*What you have to do*. Search the material for the string "Commercial" and copy each line where it occurs.

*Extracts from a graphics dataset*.
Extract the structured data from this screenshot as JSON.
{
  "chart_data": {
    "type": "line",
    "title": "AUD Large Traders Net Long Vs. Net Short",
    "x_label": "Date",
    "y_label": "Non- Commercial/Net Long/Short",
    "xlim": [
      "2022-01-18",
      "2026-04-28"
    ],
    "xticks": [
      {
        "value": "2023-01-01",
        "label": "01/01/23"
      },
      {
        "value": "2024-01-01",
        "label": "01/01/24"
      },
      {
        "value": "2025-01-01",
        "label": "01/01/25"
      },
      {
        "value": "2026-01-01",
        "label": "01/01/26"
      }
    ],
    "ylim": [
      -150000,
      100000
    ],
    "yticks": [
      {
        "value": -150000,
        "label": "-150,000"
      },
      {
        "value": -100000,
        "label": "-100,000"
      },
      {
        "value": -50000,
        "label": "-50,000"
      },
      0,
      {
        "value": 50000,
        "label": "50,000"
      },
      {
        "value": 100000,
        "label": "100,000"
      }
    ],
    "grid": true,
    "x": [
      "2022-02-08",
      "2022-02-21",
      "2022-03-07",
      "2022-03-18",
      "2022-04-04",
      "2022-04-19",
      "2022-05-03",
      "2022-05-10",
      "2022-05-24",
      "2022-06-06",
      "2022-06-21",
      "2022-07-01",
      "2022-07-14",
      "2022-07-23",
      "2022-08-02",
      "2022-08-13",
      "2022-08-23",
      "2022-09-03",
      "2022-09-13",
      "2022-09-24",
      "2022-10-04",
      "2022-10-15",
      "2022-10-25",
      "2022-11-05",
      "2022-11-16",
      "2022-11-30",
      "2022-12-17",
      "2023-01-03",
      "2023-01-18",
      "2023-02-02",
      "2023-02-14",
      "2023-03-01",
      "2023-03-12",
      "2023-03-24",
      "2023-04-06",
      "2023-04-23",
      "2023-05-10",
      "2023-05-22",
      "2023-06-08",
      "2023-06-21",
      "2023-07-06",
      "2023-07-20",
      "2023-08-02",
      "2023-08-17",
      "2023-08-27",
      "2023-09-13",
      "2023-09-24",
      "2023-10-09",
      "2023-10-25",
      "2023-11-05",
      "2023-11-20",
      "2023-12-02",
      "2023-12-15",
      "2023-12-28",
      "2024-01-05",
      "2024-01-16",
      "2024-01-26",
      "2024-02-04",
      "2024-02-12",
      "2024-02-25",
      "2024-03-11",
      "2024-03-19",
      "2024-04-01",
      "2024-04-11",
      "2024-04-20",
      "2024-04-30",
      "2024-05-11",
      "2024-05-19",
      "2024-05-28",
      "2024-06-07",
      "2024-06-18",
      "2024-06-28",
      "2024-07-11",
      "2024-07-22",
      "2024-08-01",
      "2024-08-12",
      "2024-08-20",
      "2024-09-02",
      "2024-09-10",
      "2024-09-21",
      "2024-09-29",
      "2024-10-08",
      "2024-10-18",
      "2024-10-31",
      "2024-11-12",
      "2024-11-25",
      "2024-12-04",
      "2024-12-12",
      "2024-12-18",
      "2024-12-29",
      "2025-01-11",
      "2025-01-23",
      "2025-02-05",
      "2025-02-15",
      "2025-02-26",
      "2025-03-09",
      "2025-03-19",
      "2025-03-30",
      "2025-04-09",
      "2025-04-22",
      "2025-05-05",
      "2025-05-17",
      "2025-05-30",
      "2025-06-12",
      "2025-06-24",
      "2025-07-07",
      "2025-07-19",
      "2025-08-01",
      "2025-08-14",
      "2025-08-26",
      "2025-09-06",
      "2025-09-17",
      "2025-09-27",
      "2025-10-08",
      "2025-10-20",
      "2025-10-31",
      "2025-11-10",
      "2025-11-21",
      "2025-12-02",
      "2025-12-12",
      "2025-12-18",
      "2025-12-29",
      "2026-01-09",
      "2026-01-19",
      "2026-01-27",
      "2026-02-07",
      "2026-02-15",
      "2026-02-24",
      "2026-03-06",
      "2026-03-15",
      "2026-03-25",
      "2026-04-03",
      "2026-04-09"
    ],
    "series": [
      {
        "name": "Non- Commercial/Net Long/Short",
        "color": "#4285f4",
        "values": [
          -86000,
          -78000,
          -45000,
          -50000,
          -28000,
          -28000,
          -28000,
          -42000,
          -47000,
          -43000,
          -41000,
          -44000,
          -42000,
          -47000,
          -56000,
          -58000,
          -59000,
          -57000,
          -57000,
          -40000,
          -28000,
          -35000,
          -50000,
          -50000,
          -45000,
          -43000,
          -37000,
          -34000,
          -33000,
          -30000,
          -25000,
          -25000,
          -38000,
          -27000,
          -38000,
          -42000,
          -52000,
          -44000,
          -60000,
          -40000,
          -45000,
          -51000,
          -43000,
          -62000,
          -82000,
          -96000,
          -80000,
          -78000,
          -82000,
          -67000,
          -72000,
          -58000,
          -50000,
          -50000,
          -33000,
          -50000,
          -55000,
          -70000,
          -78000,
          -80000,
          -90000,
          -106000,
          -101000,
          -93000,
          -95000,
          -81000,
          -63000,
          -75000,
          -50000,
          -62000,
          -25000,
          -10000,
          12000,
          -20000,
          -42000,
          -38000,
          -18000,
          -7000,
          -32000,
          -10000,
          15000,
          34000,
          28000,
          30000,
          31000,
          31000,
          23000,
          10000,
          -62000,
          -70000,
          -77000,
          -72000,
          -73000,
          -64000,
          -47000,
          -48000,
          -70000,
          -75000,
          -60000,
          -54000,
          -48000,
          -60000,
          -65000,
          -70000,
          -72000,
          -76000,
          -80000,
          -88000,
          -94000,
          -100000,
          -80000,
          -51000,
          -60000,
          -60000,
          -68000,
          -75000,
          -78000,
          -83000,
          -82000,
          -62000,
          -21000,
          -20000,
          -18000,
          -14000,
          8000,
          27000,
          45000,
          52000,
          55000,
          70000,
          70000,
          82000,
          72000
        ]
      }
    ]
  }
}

*Solution to this exercise*.
    "y_label": "Non- Commercial/Net Long/Short",
        "name": "Non- Commercial/Net Long/Short",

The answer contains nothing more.